Records from a dataset
========

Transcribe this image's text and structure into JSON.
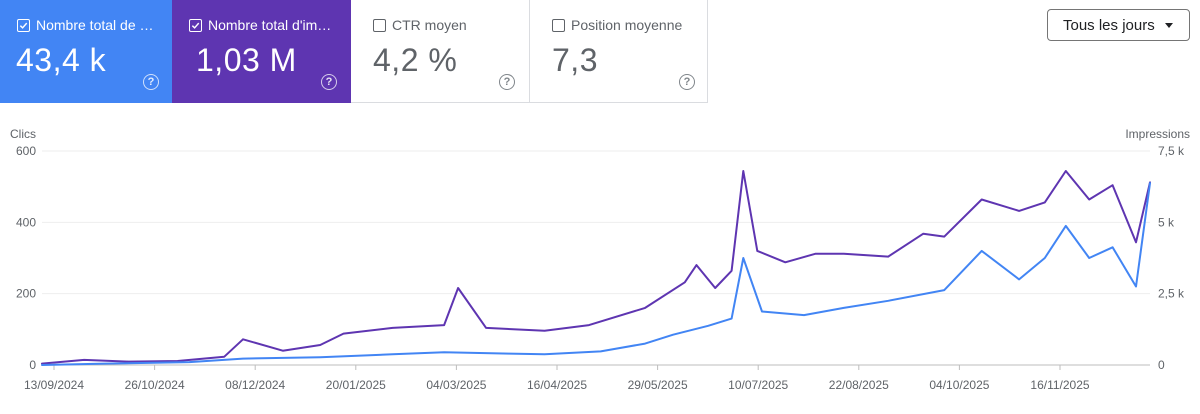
{
  "metrics": [
    {
      "key": "clicks",
      "label": "Nombre total de c…",
      "value": "43,4 k",
      "selected": true,
      "color": "#4285f4",
      "help_icon": "help-circle-icon"
    },
    {
      "key": "impressions",
      "label": "Nombre total d'im…",
      "value": "1,03 M",
      "selected": true,
      "color": "#5e35b1",
      "help_icon": "help-circle-icon"
    },
    {
      "key": "ctr",
      "label": "CTR moyen",
      "value": "4,2 %",
      "selected": false,
      "color": "#ffffff",
      "help_icon": "help-circle-icon"
    },
    {
      "key": "position",
      "label": "Position moyenne",
      "value": "7,3",
      "selected": false,
      "color": "#ffffff",
      "help_icon": "help-circle-icon"
    }
  ],
  "range_select": {
    "value": "Tous les jours",
    "icon": "dropdown-arrow-icon"
  },
  "chart_data": {
    "type": "line",
    "left_axis": {
      "label": "Clics",
      "ticks": [
        "600",
        "400",
        "200",
        "0"
      ],
      "range": [
        0,
        600
      ]
    },
    "right_axis": {
      "label": "Impressions",
      "ticks": [
        "7,5 k",
        "5 k",
        "2,5 k",
        "0"
      ],
      "range": [
        0,
        7500
      ]
    },
    "x_tick_labels": [
      "13/09/2024",
      "26/10/2024",
      "08/12/2024",
      "20/01/2025",
      "04/03/2025",
      "16/04/2025",
      "29/05/2025",
      "10/07/2025",
      "22/08/2025",
      "04/10/2025",
      "16/11/2025"
    ],
    "x_start": "2024-09-13",
    "x_end": "2025-12-31",
    "grid": true,
    "series": [
      {
        "key": "impressions",
        "axis": "right",
        "color": "#5e35b1",
        "points": [
          [
            "2024-09-13",
            50
          ],
          [
            "2024-10-01",
            180
          ],
          [
            "2024-10-20",
            120
          ],
          [
            "2024-11-10",
            140
          ],
          [
            "2024-11-30",
            290
          ],
          [
            "2024-12-08",
            900
          ],
          [
            "2024-12-25",
            500
          ],
          [
            "2025-01-10",
            700
          ],
          [
            "2025-01-20",
            1100
          ],
          [
            "2025-02-10",
            1300
          ],
          [
            "2025-03-04",
            1400
          ],
          [
            "2025-03-10",
            2700
          ],
          [
            "2025-03-22",
            1300
          ],
          [
            "2025-04-16",
            1200
          ],
          [
            "2025-05-05",
            1400
          ],
          [
            "2025-05-29",
            2000
          ],
          [
            "2025-06-15",
            2900
          ],
          [
            "2025-06-20",
            3500
          ],
          [
            "2025-06-28",
            2700
          ],
          [
            "2025-07-05",
            3300
          ],
          [
            "2025-07-10",
            6800
          ],
          [
            "2025-07-16",
            4000
          ],
          [
            "2025-07-28",
            3600
          ],
          [
            "2025-08-10",
            3900
          ],
          [
            "2025-08-22",
            3900
          ],
          [
            "2025-09-10",
            3800
          ],
          [
            "2025-09-25",
            4600
          ],
          [
            "2025-10-04",
            4500
          ],
          [
            "2025-10-20",
            5800
          ],
          [
            "2025-11-05",
            5400
          ],
          [
            "2025-11-16",
            5700
          ],
          [
            "2025-11-25",
            6800
          ],
          [
            "2025-12-05",
            5800
          ],
          [
            "2025-12-15",
            6300
          ],
          [
            "2025-12-25",
            4300
          ],
          [
            "2025-12-31",
            6400
          ]
        ]
      },
      {
        "key": "clicks",
        "axis": "left",
        "color": "#4285f4",
        "points": [
          [
            "2024-09-13",
            0
          ],
          [
            "2024-10-10",
            4
          ],
          [
            "2024-11-15",
            8
          ],
          [
            "2024-12-08",
            18
          ],
          [
            "2025-01-10",
            22
          ],
          [
            "2025-02-10",
            30
          ],
          [
            "2025-03-04",
            36
          ],
          [
            "2025-04-01",
            32
          ],
          [
            "2025-04-16",
            30
          ],
          [
            "2025-05-10",
            38
          ],
          [
            "2025-05-29",
            60
          ],
          [
            "2025-06-10",
            85
          ],
          [
            "2025-06-25",
            110
          ],
          [
            "2025-07-05",
            130
          ],
          [
            "2025-07-10",
            300
          ],
          [
            "2025-07-18",
            150
          ],
          [
            "2025-08-05",
            140
          ],
          [
            "2025-08-22",
            160
          ],
          [
            "2025-09-10",
            180
          ],
          [
            "2025-10-04",
            210
          ],
          [
            "2025-10-20",
            320
          ],
          [
            "2025-11-05",
            240
          ],
          [
            "2025-11-16",
            300
          ],
          [
            "2025-11-25",
            390
          ],
          [
            "2025-12-05",
            300
          ],
          [
            "2025-12-15",
            330
          ],
          [
            "2025-12-25",
            220
          ],
          [
            "2025-12-31",
            510
          ]
        ]
      }
    ]
  }
}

========

▸ WRITTEN PROBLEM
Find every line that has "total" in it, then return those lines.

▸ ANSWER TO THE TASK
      "label": "Nombre total de c…",
      "label": "Nombre total d'im…",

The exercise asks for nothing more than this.